____ Extract
Yesterday I spent my work day attending training on Risk Assessment. It was an optional course and rather more health and safety focused than I would have chosen. I went along because I teach a first year module on risk issues, and I hoped to get some ideas for giving students more of a general introduction to risk. The course, run by a guy from RoSPA, did differentiate usefully between a hazard (something with the potential to cause harm) and a risk (the likelihood of that potential being realised). The trouble for my students is that risk from human beings is more difficult to calculate than risk from trailing wires or poorly assembled scaffolding.
Another general principle on the course was how risk magnitude is calculated by multiplying the likelihood of harm with the severity of harm. More action is required for a medium severity risk which is highly likely to occur than for a high severity risk which is very unlikely to occur. This is an argument for increased resources to be put towards reducing smoking or road traffic accidents rather than against terrorism. The guy also mentioned how we do risk management, not risk avoidance. Many risks cannot be eliminated (or work to do so would be disproportionate). This is certainly one of the messages we are trying to get across in the course I teach. There will always be risks in child protection work.
________
____ Recorded data
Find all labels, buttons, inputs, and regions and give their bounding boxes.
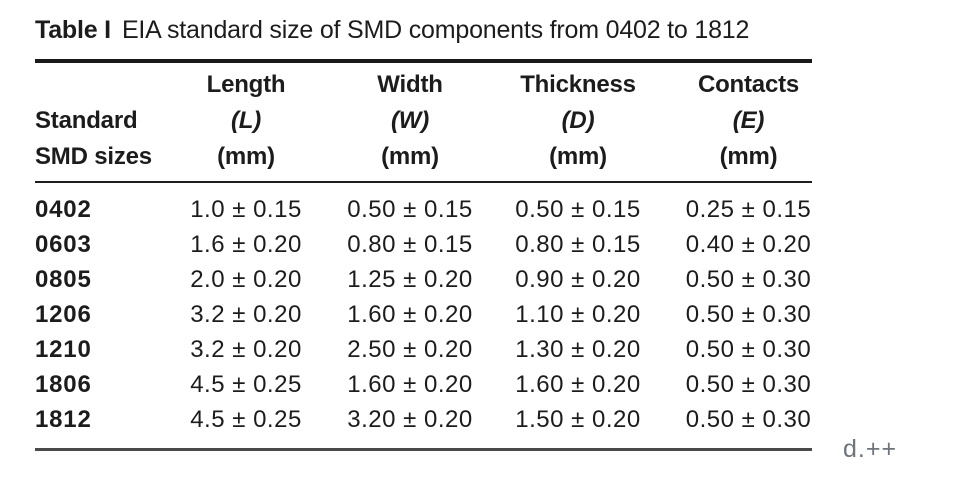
________
:: Given task A ::
Write out the part of the risk assessment post starting at "Another general principle" and ending at "child protection work.".
:: Given task B ::
According to the risk assessment post, how is risk magnitude calculated?
Rely on the risk assessment post alone, not on the data.

:: Written answer A ::
Another general principle on the course was how risk magnitude is calculated by multiplying the likelihood of harm with the severity of harm. More action is required for a medium severity risk which is highly likely to occur than for a high severity risk which is very unlikely to occur. This is an argument for increased resources to be put towards reducing smoking or road traffic accidents rather than against terrorism. The guy also mentioned how we do risk management, not risk avoidance. Many risks cannot be eliminated (or work to do so would be disproportionate). This is certainly one of the messages we are trying to get across in the course I teach. There will always be risks in child protection work.

:: Written answer B ::
By multiplying the likelihood of harm by the severity of harm.